*Exercise brief:* Every line with the word "name" in it should be extracted from the data that follows.

--- begin Information shown ---

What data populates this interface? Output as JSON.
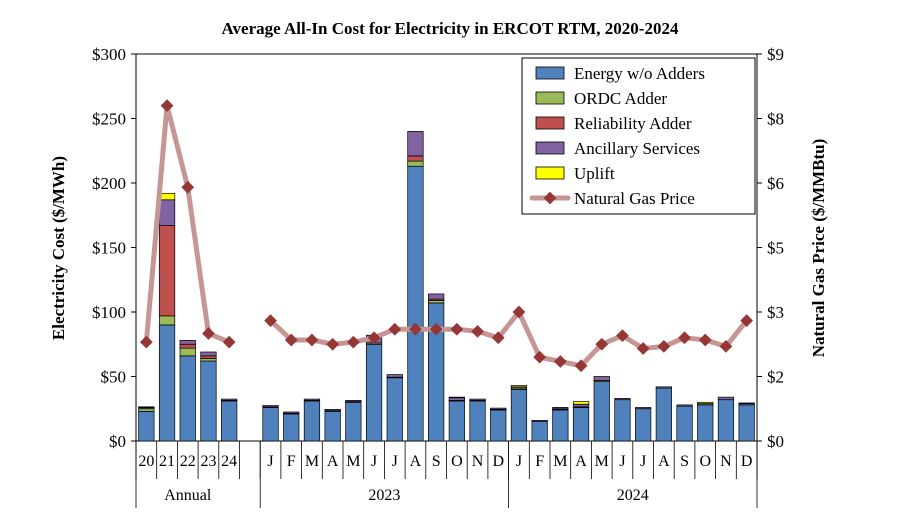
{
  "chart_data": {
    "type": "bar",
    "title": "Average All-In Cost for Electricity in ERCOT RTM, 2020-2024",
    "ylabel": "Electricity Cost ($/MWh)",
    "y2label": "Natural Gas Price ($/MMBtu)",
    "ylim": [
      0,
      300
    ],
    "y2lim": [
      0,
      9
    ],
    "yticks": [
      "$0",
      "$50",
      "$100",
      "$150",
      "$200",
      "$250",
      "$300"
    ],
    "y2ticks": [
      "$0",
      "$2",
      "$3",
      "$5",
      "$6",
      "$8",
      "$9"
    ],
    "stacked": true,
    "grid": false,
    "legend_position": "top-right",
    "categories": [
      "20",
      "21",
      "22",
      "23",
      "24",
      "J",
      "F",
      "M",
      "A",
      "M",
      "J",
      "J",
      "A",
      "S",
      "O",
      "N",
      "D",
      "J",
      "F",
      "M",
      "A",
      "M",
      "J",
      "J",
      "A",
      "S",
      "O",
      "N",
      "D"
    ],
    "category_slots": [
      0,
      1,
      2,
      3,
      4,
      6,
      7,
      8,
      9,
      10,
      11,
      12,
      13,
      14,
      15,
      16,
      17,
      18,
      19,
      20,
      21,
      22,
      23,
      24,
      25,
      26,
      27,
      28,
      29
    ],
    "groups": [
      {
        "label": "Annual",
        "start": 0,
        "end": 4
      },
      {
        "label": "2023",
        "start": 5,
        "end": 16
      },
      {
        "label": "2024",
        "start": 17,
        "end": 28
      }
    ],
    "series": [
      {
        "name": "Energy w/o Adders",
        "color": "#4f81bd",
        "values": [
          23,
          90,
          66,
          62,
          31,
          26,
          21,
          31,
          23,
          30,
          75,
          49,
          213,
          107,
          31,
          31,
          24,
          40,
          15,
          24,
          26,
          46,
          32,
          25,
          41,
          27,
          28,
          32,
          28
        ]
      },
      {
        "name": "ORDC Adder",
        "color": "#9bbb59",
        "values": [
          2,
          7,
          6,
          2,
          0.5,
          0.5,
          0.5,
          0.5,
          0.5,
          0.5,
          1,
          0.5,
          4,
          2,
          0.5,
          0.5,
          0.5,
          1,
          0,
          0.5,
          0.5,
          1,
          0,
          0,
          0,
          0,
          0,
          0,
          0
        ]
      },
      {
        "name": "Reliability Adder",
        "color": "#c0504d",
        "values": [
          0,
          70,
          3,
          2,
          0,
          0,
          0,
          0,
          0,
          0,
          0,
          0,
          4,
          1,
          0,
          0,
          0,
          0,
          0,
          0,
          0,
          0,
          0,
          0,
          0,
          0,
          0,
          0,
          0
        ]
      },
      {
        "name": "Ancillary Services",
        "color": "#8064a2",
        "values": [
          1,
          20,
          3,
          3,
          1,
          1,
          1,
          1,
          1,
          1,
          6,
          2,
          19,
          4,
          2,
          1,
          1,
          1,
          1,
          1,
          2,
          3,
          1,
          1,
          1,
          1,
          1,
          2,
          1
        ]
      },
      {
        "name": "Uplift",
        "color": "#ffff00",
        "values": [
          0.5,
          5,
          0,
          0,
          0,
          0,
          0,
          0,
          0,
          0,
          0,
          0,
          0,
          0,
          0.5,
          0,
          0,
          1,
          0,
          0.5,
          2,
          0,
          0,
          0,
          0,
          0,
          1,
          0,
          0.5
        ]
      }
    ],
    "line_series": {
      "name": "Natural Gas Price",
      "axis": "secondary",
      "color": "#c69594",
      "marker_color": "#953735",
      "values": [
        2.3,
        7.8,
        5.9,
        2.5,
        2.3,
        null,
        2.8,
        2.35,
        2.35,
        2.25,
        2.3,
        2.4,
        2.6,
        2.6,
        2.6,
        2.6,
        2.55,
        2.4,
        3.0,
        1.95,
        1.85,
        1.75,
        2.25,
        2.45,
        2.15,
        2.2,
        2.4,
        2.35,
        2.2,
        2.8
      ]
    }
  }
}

--- end Information shown ---

*Reply:*
        "name": "Energy w/o Adders",
        "name": "ORDC Adder",
        "name": "Reliability Adder",
        "name": "Ancillary Services",
        "name": "Uplift",
      "name": "Natural Gas Price",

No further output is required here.